**What is being asked**
Search the material for the string "timer" and copy each line where it occurs.

════════════════════

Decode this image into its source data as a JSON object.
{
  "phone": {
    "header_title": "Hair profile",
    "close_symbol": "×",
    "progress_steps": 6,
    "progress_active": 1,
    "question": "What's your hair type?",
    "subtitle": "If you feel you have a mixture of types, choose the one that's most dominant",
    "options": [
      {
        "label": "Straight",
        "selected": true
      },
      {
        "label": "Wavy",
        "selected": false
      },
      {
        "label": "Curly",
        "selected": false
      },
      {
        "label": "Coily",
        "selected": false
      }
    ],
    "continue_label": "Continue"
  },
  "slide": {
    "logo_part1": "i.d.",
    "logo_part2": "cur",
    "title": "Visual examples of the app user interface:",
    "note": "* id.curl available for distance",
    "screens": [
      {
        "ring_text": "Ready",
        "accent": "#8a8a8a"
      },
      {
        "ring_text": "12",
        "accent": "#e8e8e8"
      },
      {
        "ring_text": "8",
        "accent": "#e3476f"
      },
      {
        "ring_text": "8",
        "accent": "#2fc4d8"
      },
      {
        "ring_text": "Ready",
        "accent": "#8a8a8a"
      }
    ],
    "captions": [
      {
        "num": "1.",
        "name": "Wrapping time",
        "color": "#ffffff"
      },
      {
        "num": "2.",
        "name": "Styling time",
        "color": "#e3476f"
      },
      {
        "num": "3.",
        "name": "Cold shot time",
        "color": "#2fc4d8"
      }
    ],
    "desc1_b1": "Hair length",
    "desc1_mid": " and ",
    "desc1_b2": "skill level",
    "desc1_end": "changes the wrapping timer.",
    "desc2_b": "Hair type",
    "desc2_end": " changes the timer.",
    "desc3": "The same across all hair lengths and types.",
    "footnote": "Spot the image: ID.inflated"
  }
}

════════════════════

**Response**
    "desc1_end": "changes the wrapping timer.",
    "desc2_end": " changes the timer.",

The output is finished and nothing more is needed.